-- Directions --
Locate each line below that includes "name" and reproduce it.

──────── Records provided ────────

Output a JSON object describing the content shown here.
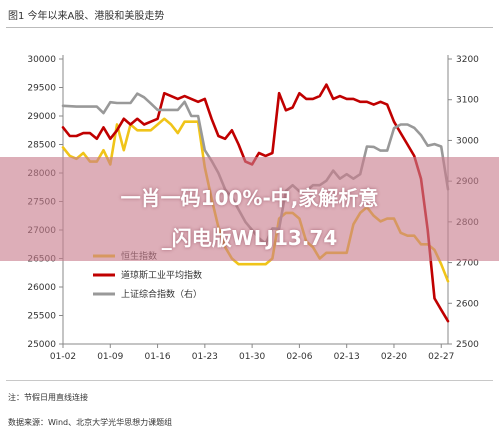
{
  "figure_title": "图1 今年以来A股、港股和美股走势",
  "banner": {
    "line1": "一肖一码100%-中,家解析意",
    "line2": "_闪电版WLJ13.74"
  },
  "notes": {
    "unit": "注：节假日用直线连接",
    "source": "数据来源：Wind、北京大学光华思想力课题组"
  },
  "chart_data": {
    "type": "line",
    "title": "",
    "xlabel": "",
    "ylabel": "",
    "x": [
      "01-02",
      "01-03",
      "01-04",
      "01-05",
      "01-06",
      "01-07",
      "01-08",
      "01-09",
      "01-10",
      "01-11",
      "01-12",
      "01-13",
      "01-14",
      "01-15",
      "01-16",
      "01-17",
      "01-18",
      "01-19",
      "01-20",
      "01-21",
      "01-22",
      "01-23",
      "01-24",
      "01-25",
      "01-26",
      "01-27",
      "01-28",
      "01-29",
      "01-30",
      "01-31",
      "02-01",
      "02-02",
      "02-03",
      "02-04",
      "02-05",
      "02-06",
      "02-07",
      "02-08",
      "02-09",
      "02-10",
      "02-11",
      "02-12",
      "02-13",
      "02-14",
      "02-15",
      "02-16",
      "02-17",
      "02-18",
      "02-19",
      "02-20",
      "02-21",
      "02-22",
      "02-23",
      "02-24",
      "02-25",
      "02-26",
      "02-27",
      "02-28"
    ],
    "x_ticks": [
      "01-02",
      "01-09",
      "01-16",
      "01-23",
      "01-30",
      "02-06",
      "02-13",
      "02-20",
      "02-27"
    ],
    "y_left": {
      "min": 25000,
      "max": 30000,
      "ticks": [
        25000,
        25500,
        26000,
        26500,
        27000,
        27500,
        28000,
        28500,
        29000,
        29500,
        30000
      ]
    },
    "y_right": {
      "min": 2500,
      "max": 3200,
      "ticks": [
        2500,
        2600,
        2700,
        2800,
        2900,
        3000,
        3100,
        3200
      ]
    },
    "grid": false,
    "legend_position": "bottom-left",
    "series": [
      {
        "name": "恒生指数",
        "axis": "left",
        "color": "#f0c419",
        "points": [
          [
            "01-02",
            28450
          ],
          [
            "01-03",
            28300
          ],
          [
            "01-04",
            28250
          ],
          [
            "01-05",
            28350
          ],
          [
            "01-06",
            28200
          ],
          [
            "01-07",
            28200
          ],
          [
            "01-08",
            28400
          ],
          [
            "01-09",
            28150
          ],
          [
            "01-10",
            28850
          ],
          [
            "01-11",
            28400
          ],
          [
            "01-12",
            28850
          ],
          [
            "01-13",
            28750
          ],
          [
            "01-14",
            28750
          ],
          [
            "01-15",
            28750
          ],
          [
            "01-16",
            28850
          ],
          [
            "01-17",
            28950
          ],
          [
            "01-18",
            28850
          ],
          [
            "01-19",
            28700
          ],
          [
            "01-20",
            28900
          ],
          [
            "01-21",
            28900
          ],
          [
            "01-22",
            28900
          ],
          [
            "01-23",
            28100
          ],
          [
            "01-24",
            27550
          ],
          [
            "01-25",
            27050
          ],
          [
            "01-26",
            26700
          ],
          [
            "01-27",
            26500
          ],
          [
            "01-28",
            26400
          ],
          [
            "01-29",
            26400
          ],
          [
            "01-30",
            26400
          ],
          [
            "01-31",
            26400
          ],
          [
            "02-01",
            26400
          ],
          [
            "02-02",
            26500
          ],
          [
            "02-03",
            27200
          ],
          [
            "02-04",
            27300
          ],
          [
            "02-05",
            27300
          ],
          [
            "02-06",
            27200
          ],
          [
            "02-07",
            26800
          ],
          [
            "02-08",
            26700
          ],
          [
            "02-09",
            26500
          ],
          [
            "02-10",
            26600
          ],
          [
            "02-11",
            26600
          ],
          [
            "02-12",
            26600
          ],
          [
            "02-13",
            26600
          ],
          [
            "02-14",
            27100
          ],
          [
            "02-15",
            27300
          ],
          [
            "02-16",
            27400
          ],
          [
            "02-17",
            27250
          ],
          [
            "02-18",
            27150
          ],
          [
            "02-19",
            27200
          ],
          [
            "02-20",
            27200
          ],
          [
            "02-21",
            26950
          ],
          [
            "02-22",
            26900
          ],
          [
            "02-23",
            26900
          ],
          [
            "02-24",
            26750
          ],
          [
            "02-25",
            26750
          ],
          [
            "02-26",
            26650
          ],
          [
            "02-27",
            26400
          ],
          [
            "02-28",
            26100
          ]
        ]
      },
      {
        "name": "道琼斯工业平均指数",
        "axis": "left",
        "color": "#c00000",
        "points": [
          [
            "01-02",
            28800
          ],
          [
            "01-03",
            28650
          ],
          [
            "01-04",
            28650
          ],
          [
            "01-05",
            28700
          ],
          [
            "01-06",
            28700
          ],
          [
            "01-07",
            28600
          ],
          [
            "01-08",
            28800
          ],
          [
            "01-09",
            28600
          ],
          [
            "01-10",
            28750
          ],
          [
            "01-11",
            28950
          ],
          [
            "01-12",
            28850
          ],
          [
            "01-13",
            28950
          ],
          [
            "01-14",
            28850
          ],
          [
            "01-15",
            28900
          ],
          [
            "01-16",
            28950
          ],
          [
            "01-17",
            29400
          ],
          [
            "01-18",
            29350
          ],
          [
            "01-19",
            29300
          ],
          [
            "01-20",
            29350
          ],
          [
            "01-21",
            29300
          ],
          [
            "01-22",
            29250
          ],
          [
            "01-23",
            29300
          ],
          [
            "01-24",
            28950
          ],
          [
            "01-25",
            28650
          ],
          [
            "01-26",
            28600
          ],
          [
            "01-27",
            28750
          ],
          [
            "01-28",
            28500
          ],
          [
            "01-29",
            28200
          ],
          [
            "01-30",
            28150
          ],
          [
            "01-31",
            28350
          ],
          [
            "02-01",
            28300
          ],
          [
            "02-02",
            28350
          ],
          [
            "02-03",
            29400
          ],
          [
            "02-04",
            29100
          ],
          [
            "02-05",
            29150
          ],
          [
            "02-06",
            29400
          ],
          [
            "02-07",
            29300
          ],
          [
            "02-08",
            29300
          ],
          [
            "02-09",
            29350
          ],
          [
            "02-10",
            29550
          ],
          [
            "02-11",
            29300
          ],
          [
            "02-12",
            29350
          ],
          [
            "02-13",
            29300
          ],
          [
            "02-14",
            29300
          ],
          [
            "02-15",
            29250
          ],
          [
            "02-16",
            29250
          ],
          [
            "02-17",
            29200
          ],
          [
            "02-18",
            29250
          ],
          [
            "02-19",
            29200
          ],
          [
            "02-20",
            28900
          ],
          [
            "02-21",
            28700
          ],
          [
            "02-22",
            28500
          ],
          [
            "02-23",
            28300
          ],
          [
            "02-24",
            27900
          ],
          [
            "02-25",
            27000
          ],
          [
            "02-26",
            25800
          ],
          [
            "02-27",
            25600
          ],
          [
            "02-28",
            25400
          ]
        ]
      },
      {
        "name": "上证综合指数（右）",
        "axis": "right",
        "color": "#999999",
        "points": [
          [
            "01-02",
            3085
          ],
          [
            "01-03",
            3084
          ],
          [
            "01-04",
            3083
          ],
          [
            "01-05",
            3083
          ],
          [
            "01-06",
            3083
          ],
          [
            "01-07",
            3083
          ],
          [
            "01-08",
            3067
          ],
          [
            "01-09",
            3094
          ],
          [
            "01-10",
            3092
          ],
          [
            "01-11",
            3092
          ],
          [
            "01-12",
            3092
          ],
          [
            "01-13",
            3115
          ],
          [
            "01-14",
            3106
          ],
          [
            "01-15",
            3091
          ],
          [
            "01-16",
            3075
          ],
          [
            "01-17",
            3075
          ],
          [
            "01-18",
            3075
          ],
          [
            "01-19",
            3075
          ],
          [
            "01-20",
            3095
          ],
          [
            "01-21",
            3060
          ],
          [
            "01-22",
            3060
          ],
          [
            "01-23",
            2976
          ],
          [
            "01-24",
            2950
          ],
          [
            "01-25",
            2920
          ],
          [
            "01-26",
            2880
          ],
          [
            "01-27",
            2860
          ],
          [
            "01-28",
            2830
          ],
          [
            "01-29",
            2800
          ],
          [
            "01-30",
            2780
          ],
          [
            "01-31",
            2760
          ],
          [
            "02-01",
            2746
          ],
          [
            "02-02",
            2784
          ],
          [
            "02-03",
            2783
          ],
          [
            "02-04",
            2876
          ],
          [
            "02-05",
            2890
          ],
          [
            "02-06",
            2875
          ],
          [
            "02-07",
            2876
          ],
          [
            "02-08",
            2890
          ],
          [
            "02-09",
            2890
          ],
          [
            "02-10",
            2901
          ],
          [
            "02-11",
            2926
          ],
          [
            "02-12",
            2906
          ],
          [
            "02-13",
            2917
          ],
          [
            "02-14",
            2906
          ],
          [
            "02-15",
            2917
          ],
          [
            "02-16",
            2985
          ],
          [
            "02-17",
            2984
          ],
          [
            "02-18",
            2975
          ],
          [
            "02-19",
            2975
          ],
          [
            "02-20",
            3030
          ],
          [
            "02-21",
            3039
          ],
          [
            "02-22",
            3039
          ],
          [
            "02-23",
            3031
          ],
          [
            "02-24",
            3013
          ],
          [
            "02-25",
            2987
          ],
          [
            "02-26",
            2991
          ],
          [
            "02-27",
            2985
          ],
          [
            "02-28",
            2880
          ]
        ]
      }
    ]
  }
}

────────

-- Answer to the exercise --
        "name": "恒生指数",
        "name": "道琼斯工业平均指数",
        "name": "上证综合指数（右）",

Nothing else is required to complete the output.